▶ _To be done_
From the records below, pull each line that has "image".
begin Supplied information
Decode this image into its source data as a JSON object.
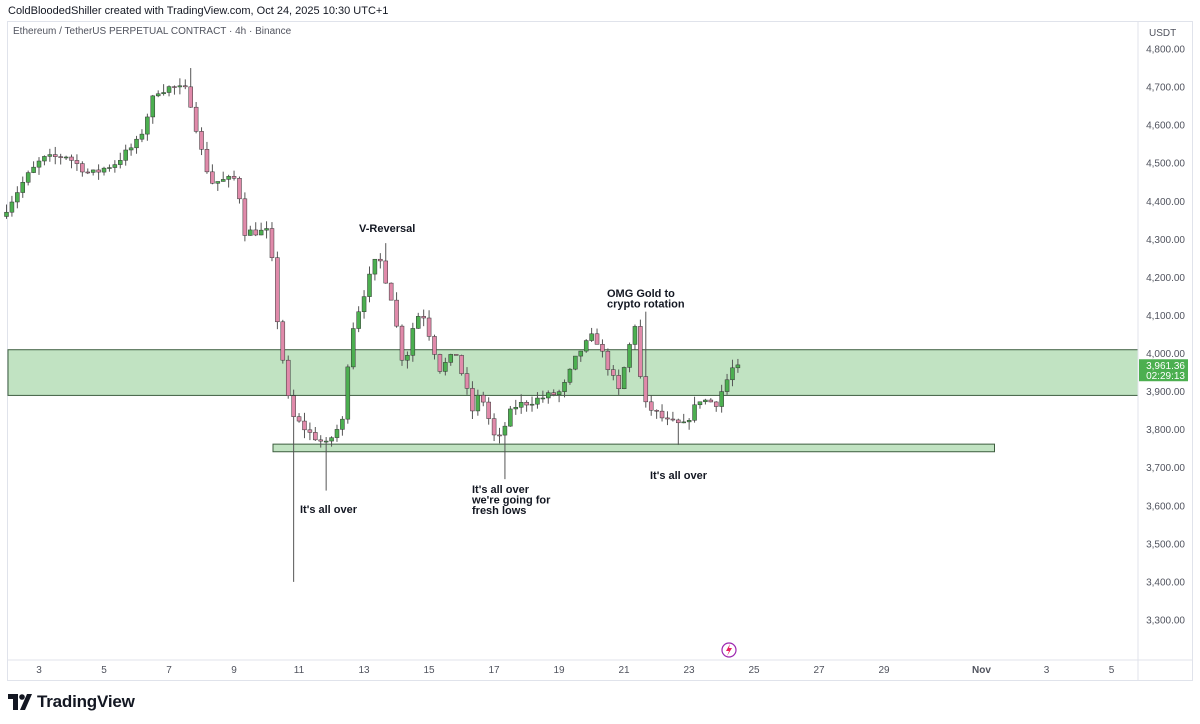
{
  "header": {
    "created_by": "ColdBloodedShiller created with TradingView.com, Oct 24, 2025 10:30 UTC+1",
    "symbol_line": "Ethereum / TetherUS PERPETUAL CONTRACT · 4h · Binance"
  },
  "footer": {
    "brand": "TradingView"
  },
  "chart_data": {
    "type": "candlestick",
    "y_unit": "USDT",
    "ylim": [
      3200,
      4870
    ],
    "y_ticks": [
      "4,800.00",
      "4,700.00",
      "4,600.00",
      "4,500.00",
      "4,400.00",
      "4,300.00",
      "4,200.00",
      "4,100.00",
      "4,000.00",
      "3,900.00",
      "3,800.00",
      "3,700.00",
      "3,600.00",
      "3,500.00",
      "3,400.00",
      "3,300.00"
    ],
    "x_ticks": [
      "3",
      "5",
      "7",
      "9",
      "11",
      "13",
      "15",
      "17",
      "19",
      "21",
      "23",
      "25",
      "27",
      "29",
      "Nov",
      "3",
      "5"
    ],
    "last_price": "3,961.36",
    "countdown": "02:29:13",
    "colors": {
      "up": "#4caf50",
      "down": "#e08aaa",
      "zone": "#4caf50",
      "price_badge": "#4caf50"
    },
    "zones": [
      {
        "name": "resistance-zone",
        "from_day": 2,
        "to_day": 38,
        "low": 3890,
        "high": 4010
      },
      {
        "name": "support-zone",
        "from_day": 10.2,
        "to_day": 32.4,
        "low": 3742,
        "high": 3762
      }
    ],
    "annotations": [
      {
        "lines": [
          "V-Reversal"
        ]
      },
      {
        "lines": [
          "It's all over"
        ]
      },
      {
        "lines": [
          "It's all over",
          "we're going for",
          "fresh lows"
        ]
      },
      {
        "lines": [
          "OMG Gold to",
          "crypto rotation"
        ]
      },
      {
        "lines": [
          "It's all over"
        ]
      }
    ],
    "anchors": [
      [
        2.0,
        4360
      ],
      [
        2.75,
        4460
      ],
      [
        3.25,
        4510
      ],
      [
        4.0,
        4520
      ],
      [
        4.75,
        4470
      ],
      [
        5.5,
        4500
      ],
      [
        6.25,
        4560
      ],
      [
        6.75,
        4690
      ],
      [
        7.25,
        4700
      ],
      [
        7.75,
        4690
      ],
      [
        8.25,
        4500
      ],
      [
        8.5,
        4450
      ],
      [
        9.25,
        4460
      ],
      [
        9.5,
        4320
      ],
      [
        10.25,
        4320
      ],
      [
        10.5,
        4090
      ],
      [
        10.9,
        3840
      ],
      [
        11.5,
        3790
      ],
      [
        12.0,
        3760
      ],
      [
        12.5,
        3820
      ],
      [
        12.75,
        4050
      ],
      [
        13.25,
        4180
      ],
      [
        13.6,
        4260
      ],
      [
        14.0,
        4150
      ],
      [
        14.4,
        3960
      ],
      [
        14.75,
        4100
      ],
      [
        15.0,
        4100
      ],
      [
        15.5,
        3960
      ],
      [
        16.0,
        4000
      ],
      [
        16.5,
        3850
      ],
      [
        16.75,
        3900
      ],
      [
        17.25,
        3760
      ],
      [
        17.75,
        3860
      ],
      [
        18.5,
        3880
      ],
      [
        19.25,
        3900
      ],
      [
        19.75,
        4000
      ],
      [
        20.25,
        4050
      ],
      [
        20.75,
        3950
      ],
      [
        21.0,
        3900
      ],
      [
        21.5,
        4080
      ],
      [
        21.75,
        3870
      ],
      [
        22.5,
        3820
      ],
      [
        23.0,
        3810
      ],
      [
        23.5,
        3880
      ],
      [
        24.0,
        3870
      ],
      [
        24.5,
        3960
      ]
    ],
    "candle_days": [
      2.0,
      24.55
    ],
    "candle_step_days": 0.1667
  }
}
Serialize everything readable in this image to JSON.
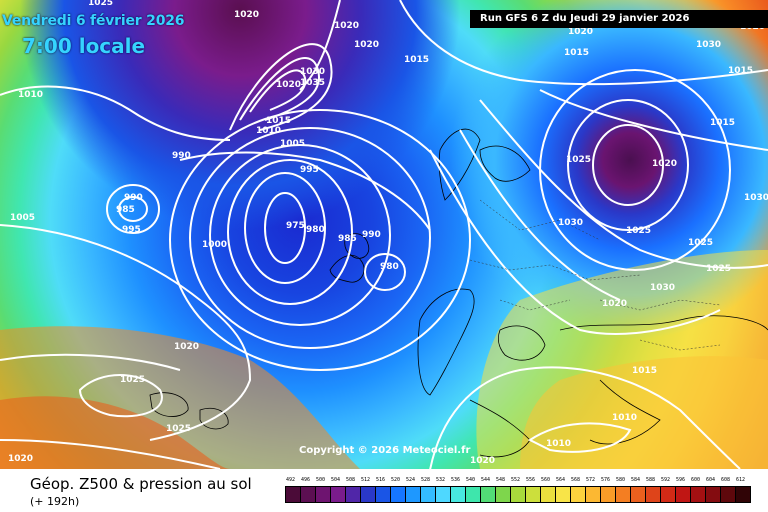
end Supplied information
▶ _Result_
Decode this image into its source data as a JSON object.
Serialize everything readable in this image to JSON.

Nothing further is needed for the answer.